┌────────

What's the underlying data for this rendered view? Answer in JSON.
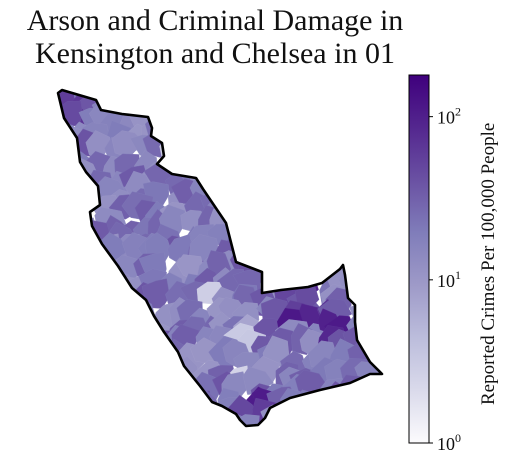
{
  "title": {
    "line1": "Arson and Criminal Damage in",
    "line2": "Kensington and Chelsea in 01"
  },
  "colorbar": {
    "label": "Reported Crimes Per 100,000 People",
    "scale": "log",
    "min": 1,
    "max": 180,
    "ticks": [
      {
        "value": 1,
        "base": "10",
        "exp": "0"
      },
      {
        "value": 10,
        "base": "10",
        "exp": "1"
      },
      {
        "value": 100,
        "base": "10",
        "exp": "2"
      }
    ],
    "colormap": [
      "#fcfbfd",
      "#dadaeb",
      "#bcbddc",
      "#9e9ac8",
      "#807dba",
      "#6a51a3",
      "#54278f",
      "#3f007d"
    ]
  },
  "colors": {
    "boundary": "#000000",
    "background": "#ffffff"
  }
}
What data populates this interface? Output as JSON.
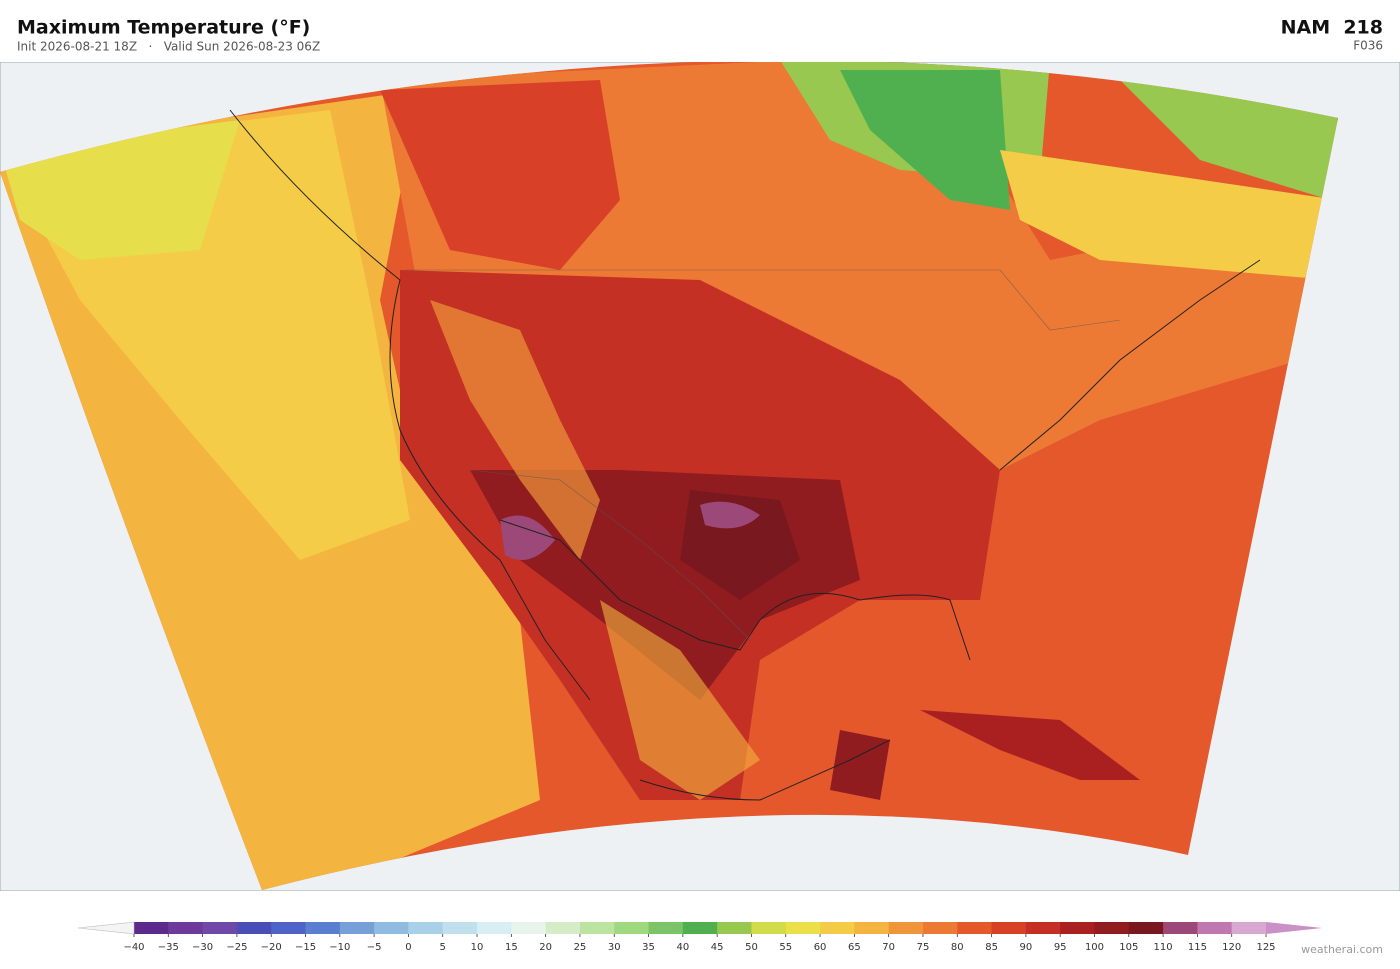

└────────

**Exercise requirements**
In the copy, include no pictures; restate the listing above exactly.

**Answer for this exercise**
What's the underlying data for this rendered view? Answer in JSON.
{
  "title": {
    "line1": "Arson and Criminal Damage in",
    "line2": "Kensington and Chelsea in 01"
  },
  "colorbar": {
    "label": "Reported Crimes Per 100,000 People",
    "scale": "log",
    "min": 1,
    "max": 180,
    "ticks": [
      {
        "value": 1,
        "base": "10",
        "exp": "0"
      },
      {
        "value": 10,
        "base": "10",
        "exp": "1"
      },
      {
        "value": 100,
        "base": "10",
        "exp": "2"
      }
    ],
    "colormap": [
      "#fcfbfd",
      "#dadaeb",
      "#bcbddc",
      "#9e9ac8",
      "#807dba",
      "#6a51a3",
      "#54278f",
      "#3f007d"
    ]
  },
  "colors": {
    "boundary": "#000000",
    "background": "#ffffff"
  }
}
What data populates this interface? Output as JSON.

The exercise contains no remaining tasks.